(Work to complete): Count how many lines in this material contain "Jersey". The answer is that number alone.

(Extracted records):
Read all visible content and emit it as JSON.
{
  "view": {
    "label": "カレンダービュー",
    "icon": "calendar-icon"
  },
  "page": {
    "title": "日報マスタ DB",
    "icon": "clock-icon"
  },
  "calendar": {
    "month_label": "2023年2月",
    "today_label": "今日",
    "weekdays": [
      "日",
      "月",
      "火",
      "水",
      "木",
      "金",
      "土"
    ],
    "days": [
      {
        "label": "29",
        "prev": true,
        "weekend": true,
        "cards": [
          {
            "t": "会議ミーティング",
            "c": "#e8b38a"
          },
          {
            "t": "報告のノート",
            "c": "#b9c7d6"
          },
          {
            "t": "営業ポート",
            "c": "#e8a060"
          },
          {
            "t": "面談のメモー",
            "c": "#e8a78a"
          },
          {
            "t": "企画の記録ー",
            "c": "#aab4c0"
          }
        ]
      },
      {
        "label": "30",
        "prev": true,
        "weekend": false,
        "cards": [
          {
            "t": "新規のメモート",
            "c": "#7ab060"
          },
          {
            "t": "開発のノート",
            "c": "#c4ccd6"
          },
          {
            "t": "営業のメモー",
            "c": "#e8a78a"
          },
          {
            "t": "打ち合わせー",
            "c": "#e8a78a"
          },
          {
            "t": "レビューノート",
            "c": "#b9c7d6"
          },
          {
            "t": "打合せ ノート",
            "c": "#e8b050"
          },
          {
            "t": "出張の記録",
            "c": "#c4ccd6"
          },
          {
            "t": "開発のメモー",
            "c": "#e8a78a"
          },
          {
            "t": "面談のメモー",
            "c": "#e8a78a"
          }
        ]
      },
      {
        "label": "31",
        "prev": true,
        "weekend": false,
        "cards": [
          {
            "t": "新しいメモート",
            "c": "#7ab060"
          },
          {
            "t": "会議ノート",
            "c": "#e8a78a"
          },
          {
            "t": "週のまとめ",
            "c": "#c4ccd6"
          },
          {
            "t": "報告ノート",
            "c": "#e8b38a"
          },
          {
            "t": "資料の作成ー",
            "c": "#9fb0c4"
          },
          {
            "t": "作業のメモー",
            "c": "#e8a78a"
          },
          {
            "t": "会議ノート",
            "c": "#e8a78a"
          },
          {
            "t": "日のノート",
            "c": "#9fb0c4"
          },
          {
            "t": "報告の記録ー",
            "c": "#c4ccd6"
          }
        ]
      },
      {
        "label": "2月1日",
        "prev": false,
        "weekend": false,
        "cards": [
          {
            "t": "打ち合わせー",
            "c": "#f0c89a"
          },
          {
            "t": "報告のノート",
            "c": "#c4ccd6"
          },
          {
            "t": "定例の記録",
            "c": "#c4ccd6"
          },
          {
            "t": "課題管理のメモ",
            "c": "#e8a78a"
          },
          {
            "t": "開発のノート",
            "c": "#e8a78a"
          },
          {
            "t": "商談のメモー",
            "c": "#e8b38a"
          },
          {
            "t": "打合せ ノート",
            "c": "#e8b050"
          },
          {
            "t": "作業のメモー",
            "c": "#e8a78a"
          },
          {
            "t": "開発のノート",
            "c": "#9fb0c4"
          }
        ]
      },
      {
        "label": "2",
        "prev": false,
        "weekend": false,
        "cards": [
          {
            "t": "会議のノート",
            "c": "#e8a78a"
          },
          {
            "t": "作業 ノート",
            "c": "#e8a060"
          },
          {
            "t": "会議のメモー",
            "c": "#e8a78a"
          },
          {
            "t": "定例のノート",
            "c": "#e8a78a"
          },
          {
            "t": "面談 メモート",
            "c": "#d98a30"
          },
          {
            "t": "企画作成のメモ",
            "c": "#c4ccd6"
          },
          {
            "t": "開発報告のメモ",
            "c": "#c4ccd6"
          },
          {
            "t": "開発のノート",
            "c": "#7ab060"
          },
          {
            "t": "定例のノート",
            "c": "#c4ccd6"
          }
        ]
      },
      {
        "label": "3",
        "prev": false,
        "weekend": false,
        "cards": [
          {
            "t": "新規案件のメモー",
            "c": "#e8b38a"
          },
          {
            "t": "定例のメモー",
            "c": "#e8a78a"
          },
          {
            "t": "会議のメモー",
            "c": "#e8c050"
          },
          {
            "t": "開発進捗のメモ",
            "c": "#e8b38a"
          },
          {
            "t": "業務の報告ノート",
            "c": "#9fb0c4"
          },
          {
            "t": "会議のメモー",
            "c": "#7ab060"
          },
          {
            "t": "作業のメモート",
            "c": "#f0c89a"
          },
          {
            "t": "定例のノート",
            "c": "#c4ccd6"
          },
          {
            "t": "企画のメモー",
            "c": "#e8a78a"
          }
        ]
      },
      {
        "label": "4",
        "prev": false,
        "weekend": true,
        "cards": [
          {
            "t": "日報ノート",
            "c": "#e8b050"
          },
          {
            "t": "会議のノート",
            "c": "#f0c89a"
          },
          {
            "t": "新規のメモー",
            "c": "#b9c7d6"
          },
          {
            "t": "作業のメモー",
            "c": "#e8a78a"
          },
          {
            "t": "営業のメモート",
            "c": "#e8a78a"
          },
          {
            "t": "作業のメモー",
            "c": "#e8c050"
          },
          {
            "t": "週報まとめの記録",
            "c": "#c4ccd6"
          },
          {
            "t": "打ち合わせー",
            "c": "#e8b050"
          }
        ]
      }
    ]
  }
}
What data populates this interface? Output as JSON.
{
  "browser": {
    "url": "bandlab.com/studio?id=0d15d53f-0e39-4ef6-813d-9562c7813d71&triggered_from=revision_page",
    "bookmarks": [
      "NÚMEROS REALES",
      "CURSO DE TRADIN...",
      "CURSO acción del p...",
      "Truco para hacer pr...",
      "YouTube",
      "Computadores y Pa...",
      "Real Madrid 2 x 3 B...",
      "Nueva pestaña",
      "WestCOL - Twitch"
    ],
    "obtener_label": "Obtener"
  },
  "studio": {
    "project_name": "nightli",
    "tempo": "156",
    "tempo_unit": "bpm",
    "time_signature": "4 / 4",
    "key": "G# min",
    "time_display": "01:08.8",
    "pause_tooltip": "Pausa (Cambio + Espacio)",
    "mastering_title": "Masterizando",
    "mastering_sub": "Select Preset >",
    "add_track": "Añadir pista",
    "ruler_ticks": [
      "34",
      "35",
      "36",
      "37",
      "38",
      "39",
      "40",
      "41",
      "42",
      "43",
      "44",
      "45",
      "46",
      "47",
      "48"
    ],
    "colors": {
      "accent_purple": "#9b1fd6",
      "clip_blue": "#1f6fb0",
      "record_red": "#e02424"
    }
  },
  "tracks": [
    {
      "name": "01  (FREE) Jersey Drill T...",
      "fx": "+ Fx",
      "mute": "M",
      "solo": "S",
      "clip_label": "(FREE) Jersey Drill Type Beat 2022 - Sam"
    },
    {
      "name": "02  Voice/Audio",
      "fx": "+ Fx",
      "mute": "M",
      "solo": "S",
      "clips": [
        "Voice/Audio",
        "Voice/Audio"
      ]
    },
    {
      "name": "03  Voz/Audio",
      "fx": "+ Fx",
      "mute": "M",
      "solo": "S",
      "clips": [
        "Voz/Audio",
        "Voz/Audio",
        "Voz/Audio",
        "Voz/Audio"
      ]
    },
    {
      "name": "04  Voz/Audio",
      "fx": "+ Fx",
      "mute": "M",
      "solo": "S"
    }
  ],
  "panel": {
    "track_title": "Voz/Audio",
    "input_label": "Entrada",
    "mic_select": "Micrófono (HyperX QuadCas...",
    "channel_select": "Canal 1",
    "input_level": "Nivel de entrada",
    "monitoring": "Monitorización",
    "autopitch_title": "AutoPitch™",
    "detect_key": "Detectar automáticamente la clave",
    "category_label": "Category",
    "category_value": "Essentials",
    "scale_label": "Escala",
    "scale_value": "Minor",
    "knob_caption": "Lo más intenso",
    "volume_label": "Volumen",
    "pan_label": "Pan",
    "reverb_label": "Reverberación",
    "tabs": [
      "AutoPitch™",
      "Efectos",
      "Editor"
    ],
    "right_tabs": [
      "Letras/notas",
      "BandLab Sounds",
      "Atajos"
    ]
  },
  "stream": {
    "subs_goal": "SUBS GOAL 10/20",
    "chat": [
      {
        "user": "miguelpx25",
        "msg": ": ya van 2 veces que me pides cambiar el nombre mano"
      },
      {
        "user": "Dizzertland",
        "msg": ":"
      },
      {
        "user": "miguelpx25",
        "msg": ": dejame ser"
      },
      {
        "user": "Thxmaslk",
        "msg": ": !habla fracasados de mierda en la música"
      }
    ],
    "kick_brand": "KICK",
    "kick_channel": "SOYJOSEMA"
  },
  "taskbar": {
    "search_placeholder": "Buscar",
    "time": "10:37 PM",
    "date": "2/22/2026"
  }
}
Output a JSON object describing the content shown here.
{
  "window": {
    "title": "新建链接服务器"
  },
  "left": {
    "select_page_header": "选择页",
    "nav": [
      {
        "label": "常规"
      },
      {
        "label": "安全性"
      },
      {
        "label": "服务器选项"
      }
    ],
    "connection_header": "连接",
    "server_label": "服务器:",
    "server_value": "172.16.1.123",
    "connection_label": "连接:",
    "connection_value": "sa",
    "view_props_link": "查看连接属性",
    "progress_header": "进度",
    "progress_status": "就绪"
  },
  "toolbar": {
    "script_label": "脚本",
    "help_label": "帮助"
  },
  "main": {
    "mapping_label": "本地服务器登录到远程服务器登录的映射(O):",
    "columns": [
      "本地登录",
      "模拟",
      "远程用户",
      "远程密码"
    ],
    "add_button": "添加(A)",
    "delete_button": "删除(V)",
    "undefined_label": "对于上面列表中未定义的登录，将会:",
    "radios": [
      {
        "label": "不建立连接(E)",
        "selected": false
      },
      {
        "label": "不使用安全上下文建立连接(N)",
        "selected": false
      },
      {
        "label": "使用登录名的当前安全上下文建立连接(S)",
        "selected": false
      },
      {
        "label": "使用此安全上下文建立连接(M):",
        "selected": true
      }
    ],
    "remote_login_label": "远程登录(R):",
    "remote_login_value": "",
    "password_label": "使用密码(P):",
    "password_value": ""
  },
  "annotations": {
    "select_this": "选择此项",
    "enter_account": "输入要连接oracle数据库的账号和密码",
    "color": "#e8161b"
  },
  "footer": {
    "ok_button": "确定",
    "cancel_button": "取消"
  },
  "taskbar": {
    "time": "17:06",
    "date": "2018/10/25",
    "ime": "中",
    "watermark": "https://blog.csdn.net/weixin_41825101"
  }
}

(Answer for this exercise): 2